* [Job]
Gather all lines in the records below that include the word "cycle".
— START OF Provided data —
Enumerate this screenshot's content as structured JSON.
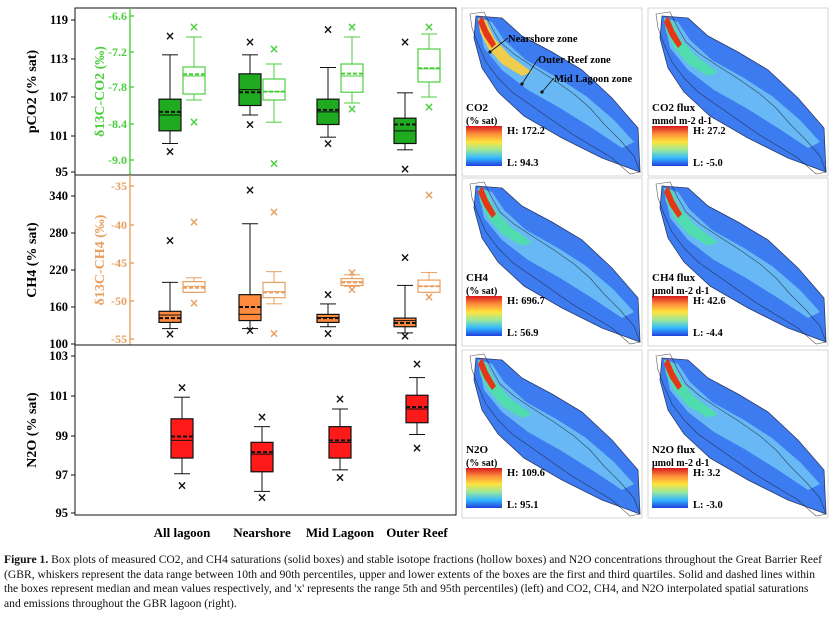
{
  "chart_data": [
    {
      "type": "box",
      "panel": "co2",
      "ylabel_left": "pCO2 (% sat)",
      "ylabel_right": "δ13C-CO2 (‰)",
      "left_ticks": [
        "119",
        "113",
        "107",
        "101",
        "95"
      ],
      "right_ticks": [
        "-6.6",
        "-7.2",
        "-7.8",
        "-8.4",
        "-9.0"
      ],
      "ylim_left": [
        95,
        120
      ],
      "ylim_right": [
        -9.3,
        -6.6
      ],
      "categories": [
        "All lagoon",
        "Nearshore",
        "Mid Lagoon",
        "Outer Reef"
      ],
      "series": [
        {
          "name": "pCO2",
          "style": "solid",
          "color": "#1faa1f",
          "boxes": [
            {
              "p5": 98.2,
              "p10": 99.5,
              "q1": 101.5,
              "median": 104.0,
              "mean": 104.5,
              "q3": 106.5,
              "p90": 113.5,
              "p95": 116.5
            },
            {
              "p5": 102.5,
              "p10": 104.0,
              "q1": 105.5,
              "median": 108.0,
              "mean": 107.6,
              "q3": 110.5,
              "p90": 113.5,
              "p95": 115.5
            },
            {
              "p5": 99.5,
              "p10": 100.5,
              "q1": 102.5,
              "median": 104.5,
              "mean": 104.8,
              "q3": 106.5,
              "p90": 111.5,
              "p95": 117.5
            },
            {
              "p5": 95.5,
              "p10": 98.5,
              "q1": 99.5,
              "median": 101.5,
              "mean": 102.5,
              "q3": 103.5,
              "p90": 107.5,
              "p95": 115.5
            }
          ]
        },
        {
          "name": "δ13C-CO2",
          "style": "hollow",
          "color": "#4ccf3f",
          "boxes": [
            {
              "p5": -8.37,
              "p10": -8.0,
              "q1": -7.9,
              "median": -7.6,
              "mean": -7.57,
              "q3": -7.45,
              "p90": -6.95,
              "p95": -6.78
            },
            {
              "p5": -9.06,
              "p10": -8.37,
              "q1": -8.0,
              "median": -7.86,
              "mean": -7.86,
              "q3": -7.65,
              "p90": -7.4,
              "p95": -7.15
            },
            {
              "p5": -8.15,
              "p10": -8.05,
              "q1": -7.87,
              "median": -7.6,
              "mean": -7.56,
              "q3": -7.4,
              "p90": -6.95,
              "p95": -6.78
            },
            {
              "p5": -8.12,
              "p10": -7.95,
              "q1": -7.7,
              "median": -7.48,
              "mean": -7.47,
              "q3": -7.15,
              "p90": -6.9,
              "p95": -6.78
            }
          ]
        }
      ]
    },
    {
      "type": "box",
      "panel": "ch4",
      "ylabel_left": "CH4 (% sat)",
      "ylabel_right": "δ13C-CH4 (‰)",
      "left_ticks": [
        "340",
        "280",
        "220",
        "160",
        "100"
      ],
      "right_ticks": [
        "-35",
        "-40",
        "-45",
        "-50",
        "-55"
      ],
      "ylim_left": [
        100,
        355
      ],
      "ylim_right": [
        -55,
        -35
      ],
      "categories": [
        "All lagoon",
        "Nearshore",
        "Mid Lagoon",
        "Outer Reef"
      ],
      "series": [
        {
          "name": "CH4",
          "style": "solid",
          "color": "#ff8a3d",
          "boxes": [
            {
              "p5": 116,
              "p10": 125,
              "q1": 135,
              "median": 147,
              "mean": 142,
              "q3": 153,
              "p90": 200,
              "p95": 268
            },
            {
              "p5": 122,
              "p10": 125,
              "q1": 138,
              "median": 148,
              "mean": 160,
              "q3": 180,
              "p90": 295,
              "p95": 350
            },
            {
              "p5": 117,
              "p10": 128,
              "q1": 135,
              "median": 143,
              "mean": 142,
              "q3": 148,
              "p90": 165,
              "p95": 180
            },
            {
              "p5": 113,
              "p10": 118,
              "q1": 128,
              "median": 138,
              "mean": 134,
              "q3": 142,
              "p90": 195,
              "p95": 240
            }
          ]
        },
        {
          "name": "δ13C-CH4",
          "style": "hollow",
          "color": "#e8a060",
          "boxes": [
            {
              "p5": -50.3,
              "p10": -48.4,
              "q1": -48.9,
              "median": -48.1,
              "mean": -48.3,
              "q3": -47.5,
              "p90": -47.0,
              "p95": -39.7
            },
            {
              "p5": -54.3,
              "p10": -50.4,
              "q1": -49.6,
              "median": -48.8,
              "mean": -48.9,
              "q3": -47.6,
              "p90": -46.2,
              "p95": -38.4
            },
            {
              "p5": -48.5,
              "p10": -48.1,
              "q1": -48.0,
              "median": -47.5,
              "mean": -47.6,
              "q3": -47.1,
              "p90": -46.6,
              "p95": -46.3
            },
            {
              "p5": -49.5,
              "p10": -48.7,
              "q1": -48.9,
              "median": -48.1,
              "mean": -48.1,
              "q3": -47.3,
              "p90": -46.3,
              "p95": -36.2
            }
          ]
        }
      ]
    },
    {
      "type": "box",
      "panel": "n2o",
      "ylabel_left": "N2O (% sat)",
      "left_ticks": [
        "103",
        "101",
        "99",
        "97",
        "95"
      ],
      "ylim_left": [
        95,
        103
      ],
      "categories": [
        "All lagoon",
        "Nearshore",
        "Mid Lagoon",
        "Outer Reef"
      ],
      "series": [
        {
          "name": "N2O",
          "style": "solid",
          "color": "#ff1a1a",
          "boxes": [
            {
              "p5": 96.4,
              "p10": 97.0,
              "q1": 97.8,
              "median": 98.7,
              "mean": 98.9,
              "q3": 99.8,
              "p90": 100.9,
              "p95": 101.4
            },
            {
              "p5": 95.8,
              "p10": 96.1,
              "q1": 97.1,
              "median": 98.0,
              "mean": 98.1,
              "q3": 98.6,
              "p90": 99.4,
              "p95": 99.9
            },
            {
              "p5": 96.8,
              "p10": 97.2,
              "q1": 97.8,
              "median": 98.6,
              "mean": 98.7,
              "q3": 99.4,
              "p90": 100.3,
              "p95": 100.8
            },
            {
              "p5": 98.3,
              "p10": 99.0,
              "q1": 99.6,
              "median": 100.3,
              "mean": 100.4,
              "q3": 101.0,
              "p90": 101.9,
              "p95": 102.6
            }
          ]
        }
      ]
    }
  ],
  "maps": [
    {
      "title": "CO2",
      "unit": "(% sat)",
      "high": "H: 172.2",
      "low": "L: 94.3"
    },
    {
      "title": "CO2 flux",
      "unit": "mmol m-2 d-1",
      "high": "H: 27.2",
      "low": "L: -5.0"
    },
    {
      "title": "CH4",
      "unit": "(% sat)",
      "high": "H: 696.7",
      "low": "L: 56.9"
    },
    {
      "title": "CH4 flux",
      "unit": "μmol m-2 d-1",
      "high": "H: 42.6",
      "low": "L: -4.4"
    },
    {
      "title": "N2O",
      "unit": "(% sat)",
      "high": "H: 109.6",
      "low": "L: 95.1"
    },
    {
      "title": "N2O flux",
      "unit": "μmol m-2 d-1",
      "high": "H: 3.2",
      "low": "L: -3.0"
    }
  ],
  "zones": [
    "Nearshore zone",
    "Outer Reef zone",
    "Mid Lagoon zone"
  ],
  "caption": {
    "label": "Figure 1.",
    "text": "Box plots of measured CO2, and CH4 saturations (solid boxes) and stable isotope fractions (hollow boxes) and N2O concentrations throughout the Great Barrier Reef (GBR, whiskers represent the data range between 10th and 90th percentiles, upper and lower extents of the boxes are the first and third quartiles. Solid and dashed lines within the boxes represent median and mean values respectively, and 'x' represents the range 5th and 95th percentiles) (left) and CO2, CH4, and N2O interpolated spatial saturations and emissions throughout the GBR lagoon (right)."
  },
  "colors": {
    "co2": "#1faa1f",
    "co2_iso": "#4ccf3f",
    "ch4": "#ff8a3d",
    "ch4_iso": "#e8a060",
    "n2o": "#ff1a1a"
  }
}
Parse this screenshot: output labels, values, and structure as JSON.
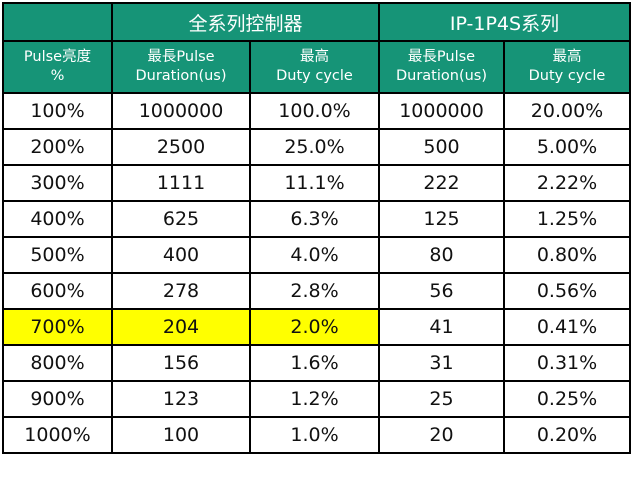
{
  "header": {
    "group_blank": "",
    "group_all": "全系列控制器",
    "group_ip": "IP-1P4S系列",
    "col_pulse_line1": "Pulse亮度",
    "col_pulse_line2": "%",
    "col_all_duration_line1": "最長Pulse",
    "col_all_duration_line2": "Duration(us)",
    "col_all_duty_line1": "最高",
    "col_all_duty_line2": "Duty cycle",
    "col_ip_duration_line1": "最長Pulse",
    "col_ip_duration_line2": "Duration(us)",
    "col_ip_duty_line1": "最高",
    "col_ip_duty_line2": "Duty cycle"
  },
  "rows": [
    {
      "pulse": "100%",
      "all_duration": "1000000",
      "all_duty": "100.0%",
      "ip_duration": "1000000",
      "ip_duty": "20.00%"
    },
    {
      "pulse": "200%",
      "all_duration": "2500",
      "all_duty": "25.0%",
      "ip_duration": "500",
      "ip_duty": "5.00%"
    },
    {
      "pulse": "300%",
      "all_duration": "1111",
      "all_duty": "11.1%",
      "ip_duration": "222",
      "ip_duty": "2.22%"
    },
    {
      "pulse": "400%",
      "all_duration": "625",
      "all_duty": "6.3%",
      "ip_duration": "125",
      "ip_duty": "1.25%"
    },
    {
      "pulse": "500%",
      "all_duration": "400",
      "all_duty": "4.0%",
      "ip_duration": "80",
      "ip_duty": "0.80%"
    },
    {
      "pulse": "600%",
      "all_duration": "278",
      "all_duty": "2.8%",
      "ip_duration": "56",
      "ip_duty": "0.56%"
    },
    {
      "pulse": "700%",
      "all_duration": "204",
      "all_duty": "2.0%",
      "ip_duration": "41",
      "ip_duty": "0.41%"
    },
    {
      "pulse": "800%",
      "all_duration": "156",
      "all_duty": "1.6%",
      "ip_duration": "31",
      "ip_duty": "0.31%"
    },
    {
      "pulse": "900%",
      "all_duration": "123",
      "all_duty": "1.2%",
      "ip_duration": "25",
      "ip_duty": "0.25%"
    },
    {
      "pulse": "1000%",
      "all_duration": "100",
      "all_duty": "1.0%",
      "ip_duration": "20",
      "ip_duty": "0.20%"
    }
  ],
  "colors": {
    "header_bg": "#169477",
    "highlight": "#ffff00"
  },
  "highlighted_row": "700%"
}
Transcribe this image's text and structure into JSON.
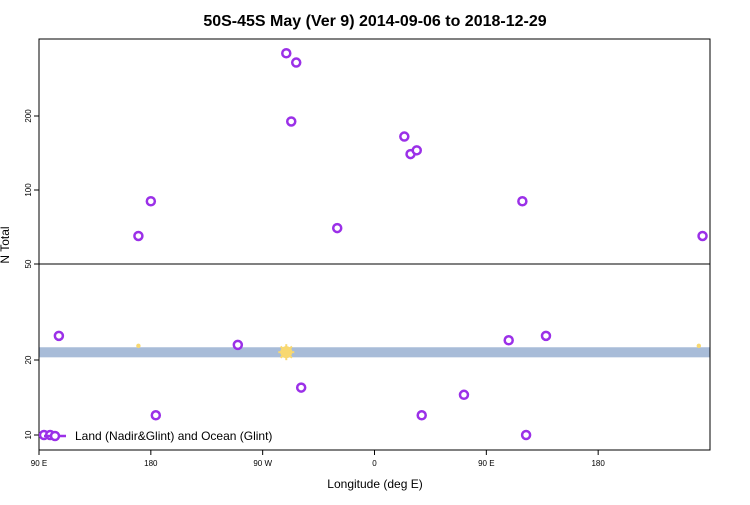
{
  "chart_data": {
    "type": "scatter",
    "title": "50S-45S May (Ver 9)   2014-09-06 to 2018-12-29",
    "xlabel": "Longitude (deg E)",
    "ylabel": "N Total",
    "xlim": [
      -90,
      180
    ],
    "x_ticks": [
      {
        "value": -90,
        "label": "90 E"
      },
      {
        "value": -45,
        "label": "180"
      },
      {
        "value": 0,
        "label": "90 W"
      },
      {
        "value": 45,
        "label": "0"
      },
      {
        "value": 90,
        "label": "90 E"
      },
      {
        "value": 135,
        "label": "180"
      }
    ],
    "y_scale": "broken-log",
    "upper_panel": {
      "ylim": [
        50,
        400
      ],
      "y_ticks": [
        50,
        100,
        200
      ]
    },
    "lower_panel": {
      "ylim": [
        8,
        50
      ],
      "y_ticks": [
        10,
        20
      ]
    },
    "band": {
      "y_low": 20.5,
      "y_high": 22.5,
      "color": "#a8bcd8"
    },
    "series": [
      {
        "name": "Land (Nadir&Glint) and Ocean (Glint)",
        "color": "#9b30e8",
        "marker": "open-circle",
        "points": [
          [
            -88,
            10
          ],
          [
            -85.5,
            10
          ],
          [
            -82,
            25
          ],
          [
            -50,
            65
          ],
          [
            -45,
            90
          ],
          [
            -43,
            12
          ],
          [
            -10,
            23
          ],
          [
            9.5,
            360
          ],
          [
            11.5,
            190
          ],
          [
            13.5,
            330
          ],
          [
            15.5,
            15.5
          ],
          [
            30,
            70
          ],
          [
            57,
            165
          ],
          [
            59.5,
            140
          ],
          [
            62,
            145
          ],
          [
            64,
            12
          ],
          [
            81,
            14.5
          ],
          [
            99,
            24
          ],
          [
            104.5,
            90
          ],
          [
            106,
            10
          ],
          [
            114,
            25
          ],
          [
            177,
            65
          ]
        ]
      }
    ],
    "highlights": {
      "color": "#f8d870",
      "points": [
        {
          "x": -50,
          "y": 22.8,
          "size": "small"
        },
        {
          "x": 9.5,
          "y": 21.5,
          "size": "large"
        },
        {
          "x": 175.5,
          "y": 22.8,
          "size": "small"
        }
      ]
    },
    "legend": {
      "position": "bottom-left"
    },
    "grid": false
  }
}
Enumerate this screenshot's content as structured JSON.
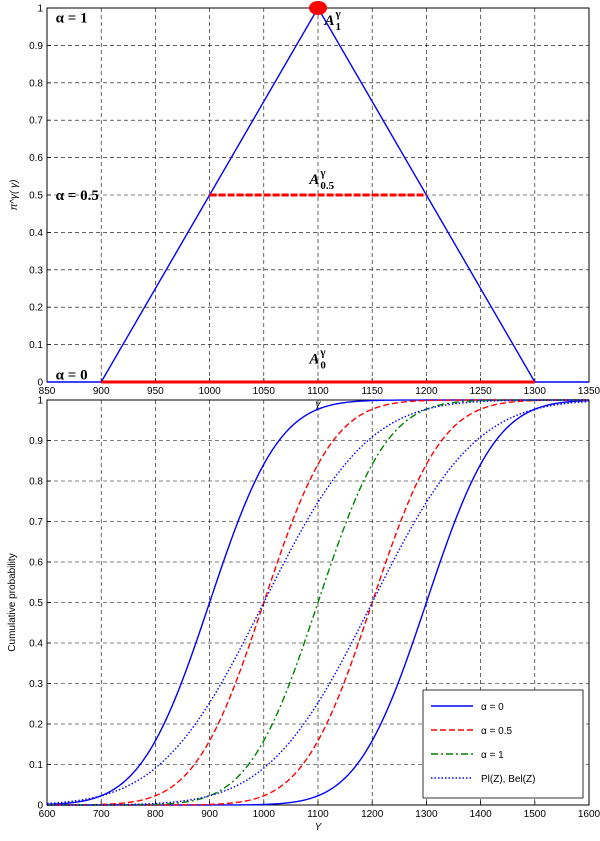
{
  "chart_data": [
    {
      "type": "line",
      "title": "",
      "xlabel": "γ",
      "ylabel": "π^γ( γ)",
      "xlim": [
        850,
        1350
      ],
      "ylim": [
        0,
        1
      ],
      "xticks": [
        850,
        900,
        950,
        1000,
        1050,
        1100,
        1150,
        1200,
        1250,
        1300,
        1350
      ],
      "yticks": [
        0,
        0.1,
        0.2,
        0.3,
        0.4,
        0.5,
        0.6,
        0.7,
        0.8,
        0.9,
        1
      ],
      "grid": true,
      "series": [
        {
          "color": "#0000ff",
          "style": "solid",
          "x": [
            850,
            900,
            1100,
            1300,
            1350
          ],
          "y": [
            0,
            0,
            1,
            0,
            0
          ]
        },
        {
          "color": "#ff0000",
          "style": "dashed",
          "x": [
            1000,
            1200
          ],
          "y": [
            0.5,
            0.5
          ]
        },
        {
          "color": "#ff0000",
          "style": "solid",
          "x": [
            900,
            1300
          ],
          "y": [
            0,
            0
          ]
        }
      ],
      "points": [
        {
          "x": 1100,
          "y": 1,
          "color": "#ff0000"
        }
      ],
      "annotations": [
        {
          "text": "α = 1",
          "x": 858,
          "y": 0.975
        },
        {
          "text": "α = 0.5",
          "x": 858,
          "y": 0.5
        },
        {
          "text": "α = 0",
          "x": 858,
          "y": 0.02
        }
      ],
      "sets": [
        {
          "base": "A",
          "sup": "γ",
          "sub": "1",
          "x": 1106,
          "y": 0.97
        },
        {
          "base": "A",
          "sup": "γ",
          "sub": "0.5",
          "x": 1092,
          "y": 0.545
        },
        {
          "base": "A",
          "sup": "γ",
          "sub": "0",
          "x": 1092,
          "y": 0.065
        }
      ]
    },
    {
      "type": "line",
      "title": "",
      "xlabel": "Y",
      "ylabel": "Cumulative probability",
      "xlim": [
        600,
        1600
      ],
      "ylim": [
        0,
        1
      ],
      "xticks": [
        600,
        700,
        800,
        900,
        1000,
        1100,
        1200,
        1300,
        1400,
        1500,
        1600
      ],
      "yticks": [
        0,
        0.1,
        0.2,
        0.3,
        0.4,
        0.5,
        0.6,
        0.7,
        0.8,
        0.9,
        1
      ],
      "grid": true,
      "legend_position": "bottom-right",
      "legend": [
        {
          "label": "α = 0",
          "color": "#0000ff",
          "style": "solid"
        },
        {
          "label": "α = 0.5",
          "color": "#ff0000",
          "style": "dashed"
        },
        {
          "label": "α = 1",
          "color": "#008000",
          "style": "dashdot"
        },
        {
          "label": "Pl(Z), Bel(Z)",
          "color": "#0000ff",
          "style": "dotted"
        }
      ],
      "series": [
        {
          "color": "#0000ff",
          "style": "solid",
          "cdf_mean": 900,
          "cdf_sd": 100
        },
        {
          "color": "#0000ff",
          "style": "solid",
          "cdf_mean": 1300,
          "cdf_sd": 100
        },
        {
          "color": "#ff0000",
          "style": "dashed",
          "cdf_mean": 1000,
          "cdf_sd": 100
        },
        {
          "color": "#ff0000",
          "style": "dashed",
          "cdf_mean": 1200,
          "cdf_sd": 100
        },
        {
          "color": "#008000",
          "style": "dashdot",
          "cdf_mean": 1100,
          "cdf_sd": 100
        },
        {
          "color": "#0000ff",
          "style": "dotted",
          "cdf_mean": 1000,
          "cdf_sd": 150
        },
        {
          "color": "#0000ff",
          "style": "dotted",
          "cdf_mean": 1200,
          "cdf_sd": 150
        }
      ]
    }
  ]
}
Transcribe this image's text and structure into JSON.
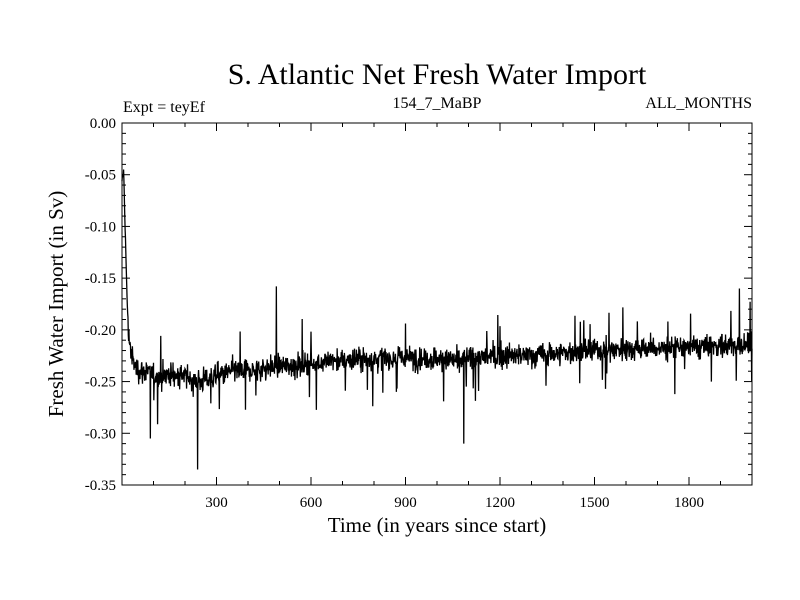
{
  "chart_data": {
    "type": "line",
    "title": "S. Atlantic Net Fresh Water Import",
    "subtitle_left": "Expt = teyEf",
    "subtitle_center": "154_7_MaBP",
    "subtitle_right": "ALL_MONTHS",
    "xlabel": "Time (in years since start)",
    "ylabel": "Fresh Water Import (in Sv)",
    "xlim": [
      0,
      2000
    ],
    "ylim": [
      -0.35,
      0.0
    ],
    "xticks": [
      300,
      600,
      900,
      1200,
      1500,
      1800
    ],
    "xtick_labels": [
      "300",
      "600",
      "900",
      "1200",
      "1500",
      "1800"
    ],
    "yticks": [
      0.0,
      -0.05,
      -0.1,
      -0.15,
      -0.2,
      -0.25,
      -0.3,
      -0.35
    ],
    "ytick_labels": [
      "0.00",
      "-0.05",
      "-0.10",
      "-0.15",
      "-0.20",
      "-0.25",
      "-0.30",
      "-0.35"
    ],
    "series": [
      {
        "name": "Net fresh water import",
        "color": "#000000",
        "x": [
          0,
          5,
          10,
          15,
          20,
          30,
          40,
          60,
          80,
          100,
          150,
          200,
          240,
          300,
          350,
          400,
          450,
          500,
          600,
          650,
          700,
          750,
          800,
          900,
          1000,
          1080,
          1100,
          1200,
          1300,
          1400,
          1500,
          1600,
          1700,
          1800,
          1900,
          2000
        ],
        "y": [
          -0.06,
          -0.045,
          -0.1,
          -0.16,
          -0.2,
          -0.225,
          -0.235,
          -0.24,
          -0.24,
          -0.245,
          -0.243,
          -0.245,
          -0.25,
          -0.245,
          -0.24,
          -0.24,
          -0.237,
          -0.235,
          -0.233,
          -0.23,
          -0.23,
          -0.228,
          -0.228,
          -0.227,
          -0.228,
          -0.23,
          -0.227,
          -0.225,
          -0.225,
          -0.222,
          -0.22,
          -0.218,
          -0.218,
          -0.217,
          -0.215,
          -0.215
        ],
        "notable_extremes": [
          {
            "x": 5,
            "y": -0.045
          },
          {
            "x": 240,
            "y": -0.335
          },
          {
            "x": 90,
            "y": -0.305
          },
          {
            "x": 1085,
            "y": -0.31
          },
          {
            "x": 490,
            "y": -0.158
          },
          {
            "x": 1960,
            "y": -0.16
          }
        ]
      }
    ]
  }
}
— END OF Provided data —
* [Reply]
    "col_all_duty_line2": "Duty cycle",
    "col_ip_duty_line2": "Duty cycle"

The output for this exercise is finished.